### STATED EXERCISE:
Copy every entry precisely.

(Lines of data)
======

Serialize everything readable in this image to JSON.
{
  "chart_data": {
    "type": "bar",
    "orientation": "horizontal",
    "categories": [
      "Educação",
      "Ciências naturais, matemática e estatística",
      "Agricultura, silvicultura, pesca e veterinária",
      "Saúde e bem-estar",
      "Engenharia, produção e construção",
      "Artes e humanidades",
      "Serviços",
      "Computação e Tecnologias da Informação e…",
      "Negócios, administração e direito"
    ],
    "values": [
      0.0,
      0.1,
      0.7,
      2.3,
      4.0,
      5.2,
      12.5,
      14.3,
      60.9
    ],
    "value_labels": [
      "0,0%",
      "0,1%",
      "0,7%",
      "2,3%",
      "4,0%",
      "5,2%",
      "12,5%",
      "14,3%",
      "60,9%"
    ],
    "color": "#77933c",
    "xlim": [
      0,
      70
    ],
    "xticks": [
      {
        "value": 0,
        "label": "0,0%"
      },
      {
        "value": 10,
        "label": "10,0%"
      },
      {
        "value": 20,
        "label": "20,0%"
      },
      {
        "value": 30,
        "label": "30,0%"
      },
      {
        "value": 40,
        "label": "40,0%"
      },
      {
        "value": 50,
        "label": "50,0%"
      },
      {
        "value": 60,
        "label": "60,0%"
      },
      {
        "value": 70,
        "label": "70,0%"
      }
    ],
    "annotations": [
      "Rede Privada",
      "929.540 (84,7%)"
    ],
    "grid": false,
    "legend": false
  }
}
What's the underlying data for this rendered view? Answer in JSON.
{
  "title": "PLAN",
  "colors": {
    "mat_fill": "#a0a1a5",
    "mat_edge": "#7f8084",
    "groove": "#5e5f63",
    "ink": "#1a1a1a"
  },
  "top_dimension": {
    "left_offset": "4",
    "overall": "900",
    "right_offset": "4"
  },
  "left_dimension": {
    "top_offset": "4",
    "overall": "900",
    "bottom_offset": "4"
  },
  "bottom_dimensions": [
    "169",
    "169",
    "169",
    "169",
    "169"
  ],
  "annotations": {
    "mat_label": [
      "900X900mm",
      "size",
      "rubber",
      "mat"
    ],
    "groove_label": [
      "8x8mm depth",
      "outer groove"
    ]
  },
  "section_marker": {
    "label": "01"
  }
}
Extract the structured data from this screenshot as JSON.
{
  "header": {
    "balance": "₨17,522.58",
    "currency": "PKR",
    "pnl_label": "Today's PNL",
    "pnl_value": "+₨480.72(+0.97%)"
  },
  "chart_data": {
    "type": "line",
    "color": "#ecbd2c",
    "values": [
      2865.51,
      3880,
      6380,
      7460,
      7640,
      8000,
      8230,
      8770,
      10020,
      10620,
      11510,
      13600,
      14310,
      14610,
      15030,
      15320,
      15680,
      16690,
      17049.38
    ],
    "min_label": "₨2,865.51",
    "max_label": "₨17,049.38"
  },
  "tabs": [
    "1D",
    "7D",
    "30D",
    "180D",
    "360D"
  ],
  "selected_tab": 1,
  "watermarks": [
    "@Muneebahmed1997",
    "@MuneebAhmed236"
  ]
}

======

### ANSWER FOR THE TASK:
Serialize everything readable in this image to JSON.
{
  "chart_data": {
    "type": "bar",
    "orientation": "horizontal",
    "categories": [
      "Educação",
      "Ciências naturais, matemática e estatística",
      "Agricultura, silvicultura, pesca e veterinária",
      "Saúde e bem-estar",
      "Engenharia, produção e construção",
      "Artes e humanidades",
      "Serviços",
      "Computação e Tecnologias da Informação e…",
      "Negócios, administração e direito"
    ],
    "values": [
      0.0,
      0.1,
      0.7,
      2.3,
      4.0,
      5.2,
      12.5,
      14.3,
      60.9
    ],
    "value_labels": [
      "0,0%",
      "0,1%",
      "0,7%",
      "2,3%",
      "4,0%",
      "5,2%",
      "12,5%",
      "14,3%",
      "60,9%"
    ],
    "color": "#77933c",
    "xlim": [
      0,
      70
    ],
    "xticks": [
      {
        "value": 0,
        "label": "0,0%"
      },
      {
        "value": 10,
        "label": "10,0%"
      },
      {
        "value": 20,
        "label": "20,0%"
      },
      {
        "value": 30,
        "label": "30,0%"
      },
      {
        "value": 40,
        "label": "40,0%"
      },
      {
        "value": 50,
        "label": "50,0%"
      },
      {
        "value": 60,
        "label": "60,0%"
      },
      {
        "value": 70,
        "label": "70,0%"
      }
    ],
    "annotations": [
      "Rede Privada",
      "929.540 (84,7%)"
    ],
    "grid": false,
    "legend": false
  }
}
What's the underlying data for this rendered view? Answer in JSON.
{
  "title": "PLAN",
  "colors": {
    "mat_fill": "#a0a1a5",
    "mat_edge": "#7f8084",
    "groove": "#5e5f63",
    "ink": "#1a1a1a"
  },
  "top_dimension": {
    "left_offset": "4",
    "overall": "900",
    "right_offset": "4"
  },
  "left_dimension": {
    "top_offset": "4",
    "overall": "900",
    "bottom_offset": "4"
  },
  "bottom_dimensions": [
    "169",
    "169",
    "169",
    "169",
    "169"
  ],
  "annotations": {
    "mat_label": [
      "900X900mm",
      "size",
      "rubber",
      "mat"
    ],
    "groove_label": [
      "8x8mm depth",
      "outer groove"
    ]
  },
  "section_marker": {
    "label": "01"
  }
}
Extract the structured data from this screenshot as JSON.
{
  "header": {
    "balance": "₨17,522.58",
    "currency": "PKR",
    "pnl_label": "Today's PNL",
    "pnl_value": "+₨480.72(+0.97%)"
  },
  "chart_data": {
    "type": "line",
    "color": "#ecbd2c",
    "values": [
      2865.51,
      3880,
      6380,
      7460,
      7640,
      8000,
      8230,
      8770,
      10020,
      10620,
      11510,
      13600,
      14310,
      14610,
      15030,
      15320,
      15680,
      16690,
      17049.38
    ],
    "min_label": "₨2,865.51",
    "max_label": "₨17,049.38"
  },
  "tabs": [
    "1D",
    "7D",
    "30D",
    "180D",
    "360D"
  ],
  "selected_tab": 1,
  "watermarks": [
    "@Muneebahmed1997",
    "@MuneebAhmed236"
  ]
}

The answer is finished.